• Text passage:
..........

Part of the issue could be that, for local governments, keeping data safe is a much newer endeavor than it is for other industries.

“The current state of data privacy in local government is still fairly immature compared to other sectors or commercial sectors where you have had privacy regulations, standards and discussions for many years,” says Kelsey Finch, policy council for the Future of Privacy Forum (FPF), a nonprofit group that provides education and resources around data privacy.

She notes that, while it’s still early days, many governments are diving in and grappling with the difficult questions that arise in the public data privacy space. Seattle, for instance, is assessing its data privacy policies alongside the FPF and launching an initiative that seeks to educate its public about the privacy implications of public projects and collaborate with residents on policy and solutions.

Still, many governments “don’t exactly have that base of knowledge and infrastructure of training to fall back on yet,” says Finch. “Many are doing their best to build it, but it’s still early days.”

As smart cities seek to connect different types of data from disparate sectors, such as health, advertising and safety, governments often have a lot more data to grapple with than other industries. And they don’t always have the opportunity to provide citizens with the choice to keep it private.

..........

• Data extract:
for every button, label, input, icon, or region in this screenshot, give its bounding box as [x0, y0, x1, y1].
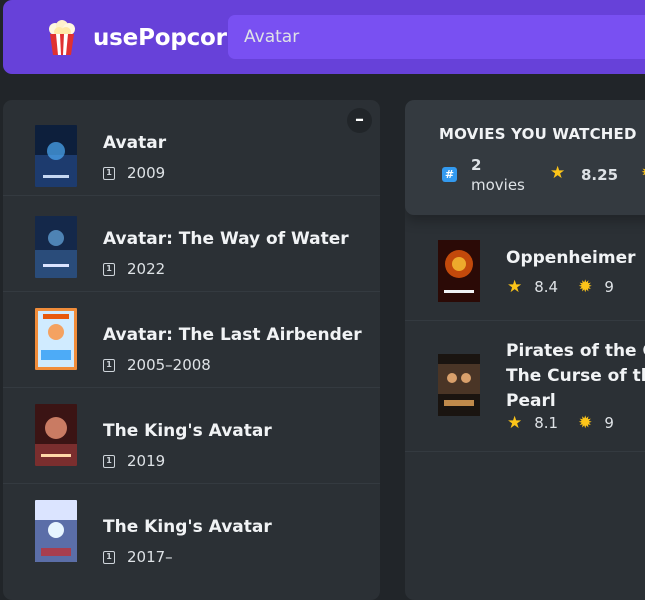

..........

• Problem details: How would the passage on data privacy in local government carry on? Extend it from the point where it stops.

• Reply:
“One of the toughest issues is trying to find a balance of transparency for the government and privacy for citizens, particularly with the wave of open data efforts and sunshine laws that have increased activity around public information requests,” says Finch. She notes that while many of these open data initiatives are well-intentioned and seek to enable citizens to engage with data and be more involved with governance, that often comes at a cost to privacy.

Lastly, Finch notes that the issue of notifying citizens about data collection and providing them with the choice to allow isn’t as clear with state and local governments as it is with many other industries.

“You can’t put a notice on every single light post that adequately describes all of the risk factors that might be there. If you did, people would be overwhelmed,” says Finch.

And with sensors and cameras taking over streets, offering passersby the choice to participate isn’t always feasible.

Folks can’t opt out of [closed-circuit television] cameras in public spaces,” says Finch. “So, we need to have conversations about when those types of applications are appropriate.”

3 Tips to Launch a Local Privacy Culture

As many state and local governments begin their journey to better address privacy concerns and build policy around it, where can they start?

Finch lays out three key points governments can look to address:

  1. Engage the Community — Privacy expectations are different for each community. Finch advises setting up forums to speak with your community beyond just the technical measures of data collection and to weigh the pros and cons of data collection. “Civic engagement is the bedrock of privacy,” says Finch. “It’s about empowering your public to have a voice in how and when their data is being used.”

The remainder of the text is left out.